Skip to content

Querying Data

Catalyzed supports standard SQL for querying your data. This guide covers common query patterns and best practices.

Use the /queries endpoint to run SQL queries against your tables. The tables parameter maps the table names used in your SQL to their table IDs.

Basic SELECT query

Terminal window
curl -X POST https://api.catalyzed.ai/queries \
-H "Authorization: Bearer $API_TOKEN" \
-H "Content-Type: application/json" \
-d '{
"sql": "SELECT * FROM users LIMIT 10",
"tables": {"users": "KzaMsfA0LSw_Ld0KyaXIS"}
}'

Query across multiple tables by including them all in the tables mapping:

JOIN across tables

Terminal window
curl -X POST https://api.catalyzed.ai/queries \
-H "Authorization: Bearer $API_TOKEN" \
-H "Content-Type: application/json" \
-d '{
"sql": "SELECT o.order_id, c.name, o.total FROM orders o JOIN customers c ON o.customer_id = c.id",
"tables": {
"orders": "Ednc5U676CO4hn-FqsXeA",
"customers": "6fTBbbj4uv8TVMVh0gVch"
}
}'
-- Select specific columns
SELECT name, email, created_at FROM users
-- Select all columns
SELECT * FROM users
-- Column aliases
SELECT name AS customer_name, email AS contact FROM users
-- Expressions
SELECT name, price * quantity AS total FROM orders
-- Basic comparisons
SELECT * FROM users WHERE status = 'active'
SELECT * FROM orders WHERE amount > 100
SELECT * FROM orders WHERE created_at >= '2024-01-01'
-- Multiple conditions
SELECT * FROM orders WHERE status = 'active' AND amount > 100
SELECT * FROM orders WHERE status = 'active' OR status = 'pending'
-- NULL checks
SELECT * FROM users WHERE deleted_at IS NULL
SELECT * FROM orders WHERE notes IS NOT NULL
-- IN operator
SELECT * FROM orders WHERE status IN ('active', 'pending', 'review')
-- LIKE pattern matching
SELECT * FROM users WHERE email LIKE '%@example.com'
SELECT * FROM users WHERE name LIKE 'John%'
-- BETWEEN range
SELECT * FROM orders WHERE amount BETWEEN 100 AND 500
-- Ascending (default)

RECORDED DATA -
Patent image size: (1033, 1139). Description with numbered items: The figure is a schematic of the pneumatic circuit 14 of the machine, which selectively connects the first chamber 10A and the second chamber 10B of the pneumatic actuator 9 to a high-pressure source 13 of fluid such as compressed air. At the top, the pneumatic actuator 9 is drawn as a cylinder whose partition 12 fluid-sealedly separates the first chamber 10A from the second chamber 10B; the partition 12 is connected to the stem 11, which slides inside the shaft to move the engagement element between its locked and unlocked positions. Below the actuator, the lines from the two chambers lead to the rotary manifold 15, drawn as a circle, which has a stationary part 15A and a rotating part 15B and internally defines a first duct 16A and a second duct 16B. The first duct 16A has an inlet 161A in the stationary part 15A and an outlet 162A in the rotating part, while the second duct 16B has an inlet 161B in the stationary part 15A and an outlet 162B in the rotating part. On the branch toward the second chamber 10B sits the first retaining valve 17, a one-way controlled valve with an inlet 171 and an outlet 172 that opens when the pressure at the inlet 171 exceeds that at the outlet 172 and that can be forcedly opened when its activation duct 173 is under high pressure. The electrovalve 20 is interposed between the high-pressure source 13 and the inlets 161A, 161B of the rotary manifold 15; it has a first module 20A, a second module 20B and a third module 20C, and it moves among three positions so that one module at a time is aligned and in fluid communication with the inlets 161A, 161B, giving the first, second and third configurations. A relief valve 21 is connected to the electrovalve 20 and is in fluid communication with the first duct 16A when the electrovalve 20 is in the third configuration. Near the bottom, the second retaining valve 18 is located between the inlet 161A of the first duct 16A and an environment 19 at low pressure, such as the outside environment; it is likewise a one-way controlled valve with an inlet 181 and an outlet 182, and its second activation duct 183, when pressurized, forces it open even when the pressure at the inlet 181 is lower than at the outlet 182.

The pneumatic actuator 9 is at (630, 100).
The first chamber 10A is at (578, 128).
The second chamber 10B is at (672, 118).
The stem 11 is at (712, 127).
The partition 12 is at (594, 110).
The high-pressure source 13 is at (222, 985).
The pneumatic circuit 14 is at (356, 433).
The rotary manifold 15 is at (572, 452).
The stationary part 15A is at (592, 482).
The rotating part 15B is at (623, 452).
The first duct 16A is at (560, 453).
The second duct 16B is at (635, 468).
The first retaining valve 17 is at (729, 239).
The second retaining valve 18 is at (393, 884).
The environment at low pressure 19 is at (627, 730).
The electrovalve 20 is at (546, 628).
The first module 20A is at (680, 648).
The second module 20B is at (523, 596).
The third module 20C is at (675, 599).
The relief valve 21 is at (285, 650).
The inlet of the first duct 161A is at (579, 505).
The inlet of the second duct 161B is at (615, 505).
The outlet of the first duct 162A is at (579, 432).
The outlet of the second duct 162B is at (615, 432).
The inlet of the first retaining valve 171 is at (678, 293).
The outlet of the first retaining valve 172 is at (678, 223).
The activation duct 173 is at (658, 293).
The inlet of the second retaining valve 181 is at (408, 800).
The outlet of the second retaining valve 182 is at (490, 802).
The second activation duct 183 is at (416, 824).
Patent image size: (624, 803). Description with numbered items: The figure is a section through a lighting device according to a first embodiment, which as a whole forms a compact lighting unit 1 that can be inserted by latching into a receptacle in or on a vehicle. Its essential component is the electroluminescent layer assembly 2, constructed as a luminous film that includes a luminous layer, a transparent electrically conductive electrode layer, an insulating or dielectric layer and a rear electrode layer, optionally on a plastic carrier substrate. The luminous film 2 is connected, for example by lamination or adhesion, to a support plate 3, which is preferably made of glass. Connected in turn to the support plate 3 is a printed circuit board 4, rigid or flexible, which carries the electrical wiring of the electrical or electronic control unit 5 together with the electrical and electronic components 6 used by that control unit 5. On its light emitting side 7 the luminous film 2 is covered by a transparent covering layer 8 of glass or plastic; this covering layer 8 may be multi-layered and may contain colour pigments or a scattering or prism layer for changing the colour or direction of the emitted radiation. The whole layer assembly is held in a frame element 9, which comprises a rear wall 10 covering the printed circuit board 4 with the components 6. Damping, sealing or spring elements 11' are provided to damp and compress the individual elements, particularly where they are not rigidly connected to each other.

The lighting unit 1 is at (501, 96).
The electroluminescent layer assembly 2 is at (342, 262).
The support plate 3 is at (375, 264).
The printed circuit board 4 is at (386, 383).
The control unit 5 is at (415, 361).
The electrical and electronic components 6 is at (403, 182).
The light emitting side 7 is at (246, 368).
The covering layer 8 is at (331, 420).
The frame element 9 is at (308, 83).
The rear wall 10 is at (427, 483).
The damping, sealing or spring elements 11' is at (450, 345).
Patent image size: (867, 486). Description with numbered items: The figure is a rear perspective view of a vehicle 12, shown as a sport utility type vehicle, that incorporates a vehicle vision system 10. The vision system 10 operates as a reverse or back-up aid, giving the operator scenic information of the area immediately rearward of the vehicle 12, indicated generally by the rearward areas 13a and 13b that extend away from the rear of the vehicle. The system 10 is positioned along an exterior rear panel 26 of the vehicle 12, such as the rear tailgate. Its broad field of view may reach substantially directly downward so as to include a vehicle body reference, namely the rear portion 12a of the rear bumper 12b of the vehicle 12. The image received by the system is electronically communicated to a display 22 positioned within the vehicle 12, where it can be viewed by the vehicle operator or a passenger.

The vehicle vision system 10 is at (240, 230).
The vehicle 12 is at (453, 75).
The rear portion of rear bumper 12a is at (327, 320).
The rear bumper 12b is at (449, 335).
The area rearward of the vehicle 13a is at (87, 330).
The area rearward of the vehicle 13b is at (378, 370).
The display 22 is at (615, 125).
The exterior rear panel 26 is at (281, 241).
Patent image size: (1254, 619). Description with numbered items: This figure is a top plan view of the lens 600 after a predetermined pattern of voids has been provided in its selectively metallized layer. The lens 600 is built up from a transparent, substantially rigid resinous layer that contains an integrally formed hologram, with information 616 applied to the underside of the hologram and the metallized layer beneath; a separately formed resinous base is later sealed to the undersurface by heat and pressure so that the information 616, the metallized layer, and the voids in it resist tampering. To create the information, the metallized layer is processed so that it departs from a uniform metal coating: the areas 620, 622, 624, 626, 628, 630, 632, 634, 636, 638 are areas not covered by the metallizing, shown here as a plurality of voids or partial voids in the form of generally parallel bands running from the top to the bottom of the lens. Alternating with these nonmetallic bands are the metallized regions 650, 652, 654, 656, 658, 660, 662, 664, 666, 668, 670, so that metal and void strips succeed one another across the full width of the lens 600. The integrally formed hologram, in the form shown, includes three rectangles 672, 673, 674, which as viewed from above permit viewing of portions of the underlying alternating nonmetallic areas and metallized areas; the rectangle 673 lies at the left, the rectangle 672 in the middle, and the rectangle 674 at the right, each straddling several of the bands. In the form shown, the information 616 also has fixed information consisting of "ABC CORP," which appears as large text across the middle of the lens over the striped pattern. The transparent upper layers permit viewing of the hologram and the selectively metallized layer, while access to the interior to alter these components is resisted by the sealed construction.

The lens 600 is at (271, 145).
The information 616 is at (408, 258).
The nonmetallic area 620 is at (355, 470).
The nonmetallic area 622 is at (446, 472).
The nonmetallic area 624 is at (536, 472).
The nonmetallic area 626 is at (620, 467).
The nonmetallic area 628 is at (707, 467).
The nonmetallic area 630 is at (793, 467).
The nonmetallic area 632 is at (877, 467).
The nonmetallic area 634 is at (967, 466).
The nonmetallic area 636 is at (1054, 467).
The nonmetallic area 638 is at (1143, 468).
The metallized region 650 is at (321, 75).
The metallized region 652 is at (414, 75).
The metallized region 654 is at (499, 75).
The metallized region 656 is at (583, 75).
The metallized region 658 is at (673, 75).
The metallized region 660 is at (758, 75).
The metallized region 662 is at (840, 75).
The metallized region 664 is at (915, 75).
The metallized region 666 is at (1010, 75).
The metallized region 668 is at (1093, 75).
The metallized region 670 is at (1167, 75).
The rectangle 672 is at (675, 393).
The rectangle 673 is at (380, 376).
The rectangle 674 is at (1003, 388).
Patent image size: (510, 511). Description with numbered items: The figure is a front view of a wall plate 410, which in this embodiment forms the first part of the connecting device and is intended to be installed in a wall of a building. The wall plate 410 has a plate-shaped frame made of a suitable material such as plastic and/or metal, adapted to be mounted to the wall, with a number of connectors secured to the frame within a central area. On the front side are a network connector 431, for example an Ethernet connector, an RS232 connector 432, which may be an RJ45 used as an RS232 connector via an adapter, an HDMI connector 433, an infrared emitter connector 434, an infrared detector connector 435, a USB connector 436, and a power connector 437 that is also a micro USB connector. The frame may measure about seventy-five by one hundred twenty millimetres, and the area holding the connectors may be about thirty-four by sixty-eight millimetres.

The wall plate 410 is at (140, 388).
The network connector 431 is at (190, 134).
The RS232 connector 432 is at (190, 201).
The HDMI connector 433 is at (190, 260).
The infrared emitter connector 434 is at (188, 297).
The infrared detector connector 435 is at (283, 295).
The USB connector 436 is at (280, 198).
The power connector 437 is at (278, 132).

SET TASK 1 -
In the querying guide, rename "endpoint" to "route" and give the passage again, starting at "Querying Data" and ending at "their table IDs.".
SET TASK 2 -
Sum up the querying guide in two sentences.

RESULT 1 -
Querying Data

Catalyzed supports standard SQL for querying your data. This guide covers common query patterns and best practices.

Use the /queries route to run SQL queries against your tables. The tables parameter maps the table names used in your SQL to their table IDs.

RESULT 2 -
Catalyzed supports standard SQL, and its /queries endpoint runs SQL queries against tables, with a tables parameter that maps the table names used in the SQL to their table IDs, so including several tables in that mapping allows queries across them. The guide's examples cover selecting columns, aliases, expressions, and filtering with comparisons, multiple conditions, NULL checks, IN, LIKE pattern matching, and BETWEEN ranges.